INSTRUCTION: Reproduce the listing below in its entirety. Change nothing.

# EXERCISE INPUTS start

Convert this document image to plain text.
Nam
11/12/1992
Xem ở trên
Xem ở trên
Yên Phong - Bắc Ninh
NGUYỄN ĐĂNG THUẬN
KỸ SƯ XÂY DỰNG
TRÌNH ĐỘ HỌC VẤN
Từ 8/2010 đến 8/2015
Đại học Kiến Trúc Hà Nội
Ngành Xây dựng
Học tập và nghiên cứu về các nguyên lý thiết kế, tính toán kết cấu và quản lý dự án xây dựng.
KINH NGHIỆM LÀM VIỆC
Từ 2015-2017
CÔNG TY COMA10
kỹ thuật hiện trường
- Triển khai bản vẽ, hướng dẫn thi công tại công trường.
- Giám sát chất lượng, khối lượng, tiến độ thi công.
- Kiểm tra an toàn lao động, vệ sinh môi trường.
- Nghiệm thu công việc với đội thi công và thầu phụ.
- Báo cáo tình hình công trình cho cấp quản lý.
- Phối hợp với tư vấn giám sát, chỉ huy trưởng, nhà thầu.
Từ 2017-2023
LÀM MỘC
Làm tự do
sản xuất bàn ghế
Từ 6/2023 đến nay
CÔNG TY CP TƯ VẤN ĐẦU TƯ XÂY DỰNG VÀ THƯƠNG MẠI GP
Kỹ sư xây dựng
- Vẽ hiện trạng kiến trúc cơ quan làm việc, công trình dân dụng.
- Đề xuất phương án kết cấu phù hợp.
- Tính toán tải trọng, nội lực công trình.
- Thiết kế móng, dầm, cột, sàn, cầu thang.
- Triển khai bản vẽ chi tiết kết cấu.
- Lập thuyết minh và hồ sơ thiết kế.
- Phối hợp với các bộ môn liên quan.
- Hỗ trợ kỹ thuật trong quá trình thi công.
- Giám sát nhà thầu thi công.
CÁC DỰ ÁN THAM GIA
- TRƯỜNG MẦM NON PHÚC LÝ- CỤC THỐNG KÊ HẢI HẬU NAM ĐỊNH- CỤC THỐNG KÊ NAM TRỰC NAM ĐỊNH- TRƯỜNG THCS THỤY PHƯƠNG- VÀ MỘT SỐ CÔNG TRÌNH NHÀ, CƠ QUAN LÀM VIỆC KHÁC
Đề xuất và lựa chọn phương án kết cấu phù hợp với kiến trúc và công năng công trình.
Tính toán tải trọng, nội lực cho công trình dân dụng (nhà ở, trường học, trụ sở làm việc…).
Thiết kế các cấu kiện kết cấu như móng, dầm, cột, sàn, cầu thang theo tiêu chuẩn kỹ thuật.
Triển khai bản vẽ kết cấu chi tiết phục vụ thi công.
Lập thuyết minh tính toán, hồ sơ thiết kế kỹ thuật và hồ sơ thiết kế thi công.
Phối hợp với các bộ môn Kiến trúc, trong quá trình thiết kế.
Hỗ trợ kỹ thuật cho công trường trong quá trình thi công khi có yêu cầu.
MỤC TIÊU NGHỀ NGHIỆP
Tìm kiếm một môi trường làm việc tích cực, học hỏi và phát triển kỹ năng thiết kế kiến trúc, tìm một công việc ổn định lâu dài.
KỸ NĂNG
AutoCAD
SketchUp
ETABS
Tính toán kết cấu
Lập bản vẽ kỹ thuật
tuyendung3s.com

# EXERCISE INPUTS end

ANSWER TO THE EXERCISE:
Convert this document image to plain text.
Nam
11/12/1992
Xem ở trên
Xem ở trên
Yên Phong - Bắc Ninh
NGUYỄN ĐĂNG THUẬN
KỸ SƯ XÂY DỰNG
TRÌNH ĐỘ HỌC VẤN
Từ 8/2010 đến 8/2015
Đại học Kiến Trúc Hà Nội
Ngành Xây dựng
Học tập và nghiên cứu về các nguyên lý thiết kế, tính toán kết cấu và quản lý dự án xây dựng.
KINH NGHIỆM LÀM VIỆC
Từ 2015-2017
CÔNG TY COMA10
kỹ thuật hiện trường
- Triển khai bản vẽ, hướng dẫn thi công tại công trường.
- Giám sát chất lượng, khối lượng, tiến độ thi công.
- Kiểm tra an toàn lao động, vệ sinh môi trường.
- Nghiệm thu công việc với đội thi công và thầu phụ.
- Báo cáo tình hình công trình cho cấp quản lý.
- Phối hợp với tư vấn giám sát, chỉ huy trưởng, nhà thầu.
Từ 2017-2023
LÀM MỘC
Làm tự do
sản xuất bàn ghế
Từ 6/2023 đến nay
CÔNG TY CP TƯ VẤN ĐẦU TƯ XÂY DỰNG VÀ THƯƠNG MẠI GP
Kỹ sư xây dựng
- Vẽ hiện trạng kiến trúc cơ quan làm việc, công trình dân dụng.
- Đề xuất phương án kết cấu phù hợp.
- Tính toán tải trọng, nội lực công trình.
- Thiết kế móng, dầm, cột, sàn, cầu thang.
- Triển khai bản vẽ chi tiết kết cấu.
- Lập thuyết minh và hồ sơ thiết kế.
- Phối hợp với các bộ môn liên quan.
- Hỗ trợ kỹ thuật trong quá trình thi công.
- Giám sát nhà thầu thi công.
CÁC DỰ ÁN THAM GIA
- TRƯỜNG MẦM NON PHÚC LÝ- CỤC THỐNG KÊ HẢI HẬU NAM ĐỊNH- CỤC THỐNG KÊ NAM TRỰC NAM ĐỊNH- TRƯỜNG THCS THỤY PHƯƠNG- VÀ MỘT SỐ CÔNG TRÌNH NHÀ, CƠ QUAN LÀM VIỆC KHÁC
Đề xuất và lựa chọn phương án kết cấu phù hợp với kiến trúc và công năng công trình.
Tính toán tải trọng, nội lực cho công trình dân dụng (nhà ở, trường học, trụ sở làm việc…).
Thiết kế các cấu kiện kết cấu như móng, dầm, cột, sàn, cầu thang theo tiêu chuẩn kỹ thuật.
Triển khai bản vẽ kết cấu chi tiết phục vụ thi công.
Lập thuyết minh tính toán, hồ sơ thiết kế kỹ thuật và hồ sơ thiết kế thi công.
Phối hợp với các bộ môn Kiến trúc, trong quá trình thiết kế.
Hỗ trợ kỹ thuật cho công trường trong quá trình thi công khi có yêu cầu.
MỤC TIÊU NGHỀ NGHIỆP
Tìm kiếm một môi trường làm việc tích cực, học hỏi và phát triển kỹ năng thiết kế kiến trúc, tìm một công việc ổn định lâu dài.
KỸ NĂNG
AutoCAD
SketchUp
ETABS
Tính toán kết cấu
Lập bản vẽ kỹ thuật
tuyendung3s.com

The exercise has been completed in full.